**WORKING DATA:**

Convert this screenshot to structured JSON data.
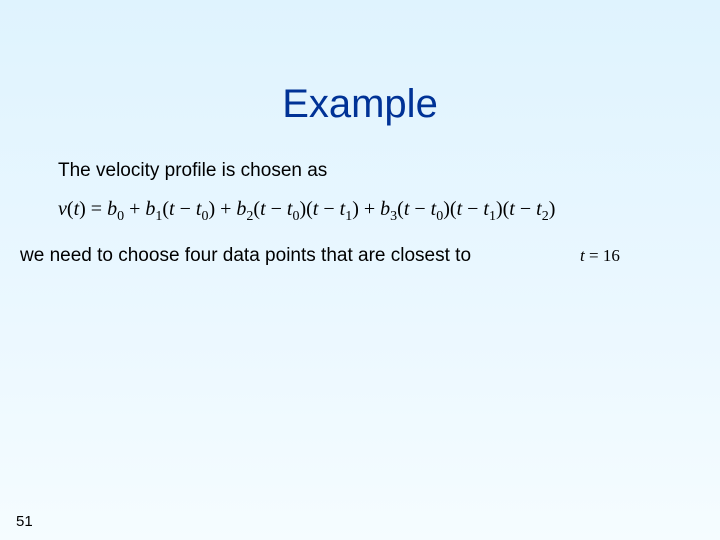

--

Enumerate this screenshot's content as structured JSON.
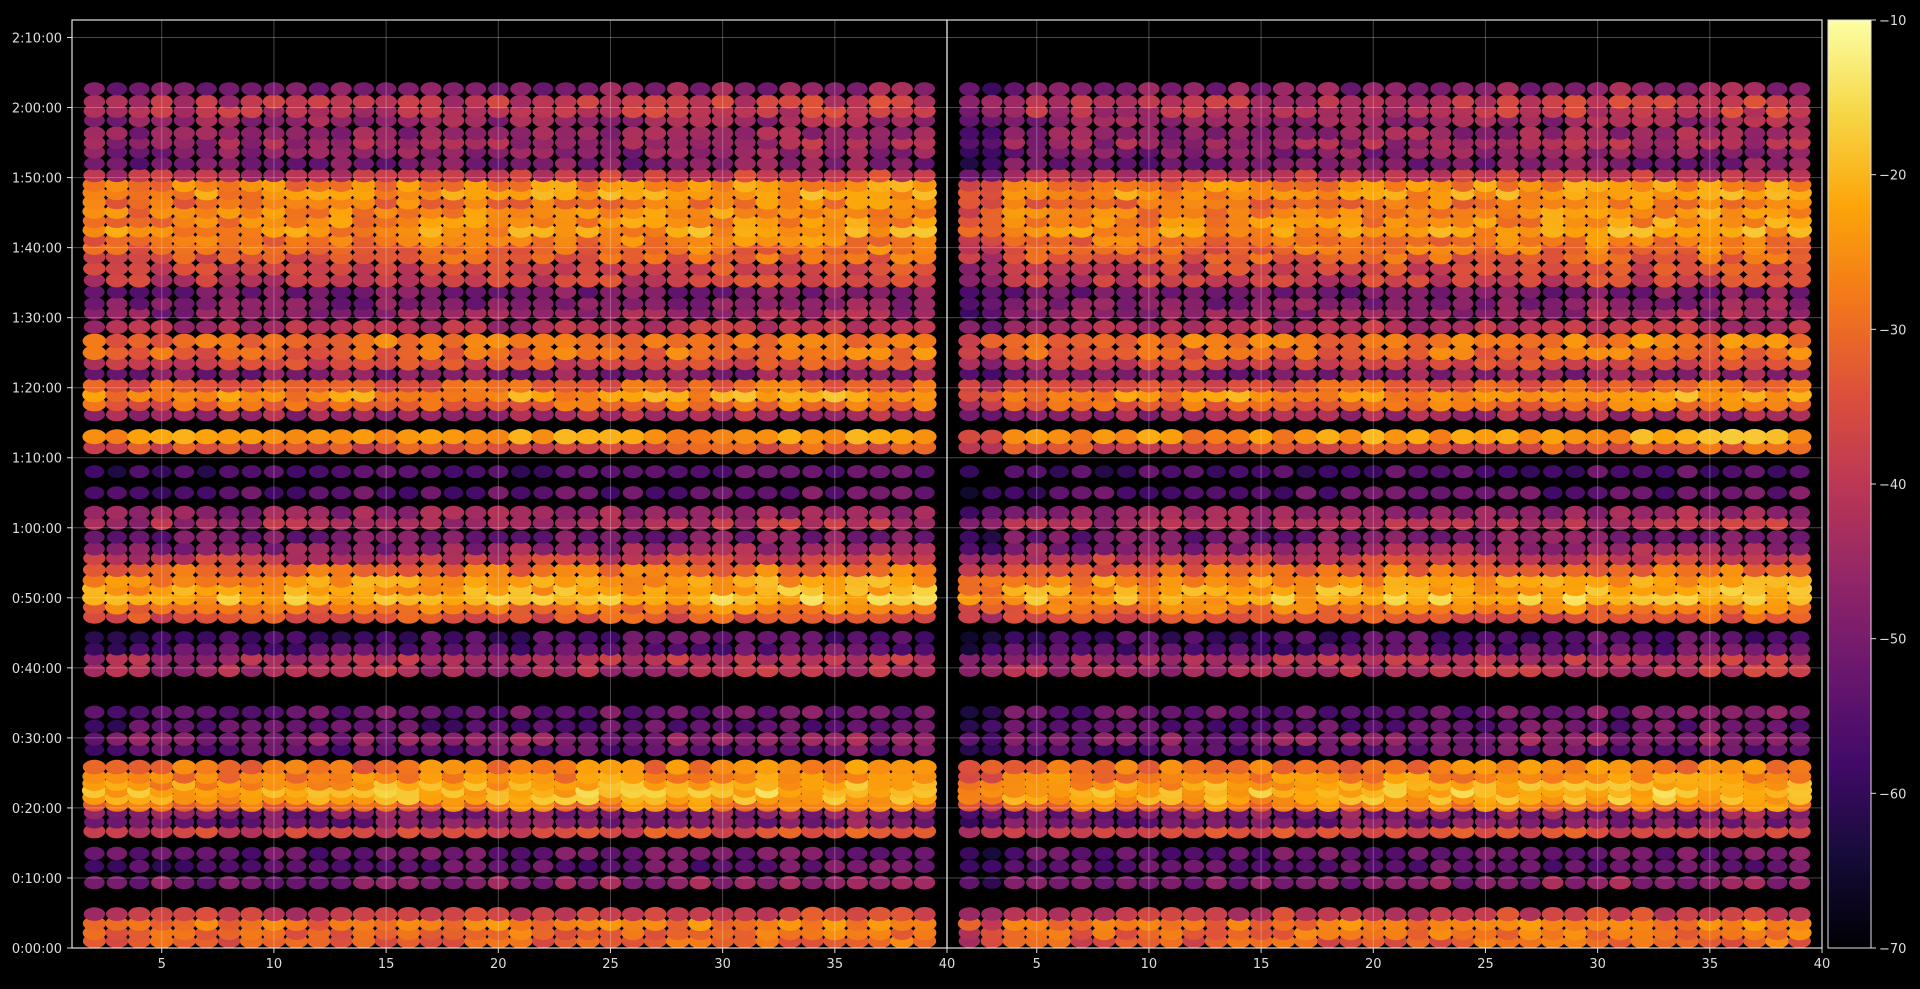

--

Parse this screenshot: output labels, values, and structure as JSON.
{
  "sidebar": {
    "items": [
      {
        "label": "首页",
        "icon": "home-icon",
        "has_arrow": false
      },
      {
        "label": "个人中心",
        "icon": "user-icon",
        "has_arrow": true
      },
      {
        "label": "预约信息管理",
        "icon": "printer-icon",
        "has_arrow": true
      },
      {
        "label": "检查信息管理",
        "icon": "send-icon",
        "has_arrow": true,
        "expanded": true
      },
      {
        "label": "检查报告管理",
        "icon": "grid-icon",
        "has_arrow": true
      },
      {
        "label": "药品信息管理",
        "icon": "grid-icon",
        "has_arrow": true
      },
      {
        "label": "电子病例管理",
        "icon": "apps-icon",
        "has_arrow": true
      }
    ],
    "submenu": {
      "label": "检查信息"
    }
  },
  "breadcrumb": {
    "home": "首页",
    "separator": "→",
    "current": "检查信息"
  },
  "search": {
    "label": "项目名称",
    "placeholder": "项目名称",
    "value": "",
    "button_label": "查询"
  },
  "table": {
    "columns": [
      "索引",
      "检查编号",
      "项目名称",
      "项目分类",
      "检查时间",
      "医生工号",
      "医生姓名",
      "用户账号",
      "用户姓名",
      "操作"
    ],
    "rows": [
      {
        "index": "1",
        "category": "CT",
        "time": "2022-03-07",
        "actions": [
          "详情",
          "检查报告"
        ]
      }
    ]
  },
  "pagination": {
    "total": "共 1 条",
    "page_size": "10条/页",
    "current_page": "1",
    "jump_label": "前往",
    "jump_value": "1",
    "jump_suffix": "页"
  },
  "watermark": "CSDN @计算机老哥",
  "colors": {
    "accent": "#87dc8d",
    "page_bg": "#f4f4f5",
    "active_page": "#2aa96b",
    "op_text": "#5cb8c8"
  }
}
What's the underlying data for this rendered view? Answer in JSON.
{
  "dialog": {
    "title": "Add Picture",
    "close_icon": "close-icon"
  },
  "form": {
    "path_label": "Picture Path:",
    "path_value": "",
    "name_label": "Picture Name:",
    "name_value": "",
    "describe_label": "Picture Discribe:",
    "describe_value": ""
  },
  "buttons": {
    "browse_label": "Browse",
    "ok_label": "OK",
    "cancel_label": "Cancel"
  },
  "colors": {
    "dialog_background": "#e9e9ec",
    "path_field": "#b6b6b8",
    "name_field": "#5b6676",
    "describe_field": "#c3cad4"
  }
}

**EXERCISE OBJECTIVE:** How many of the lines above include the string "structured"? Answer with the number only.

**ANSWER FOR THE TASK:** 2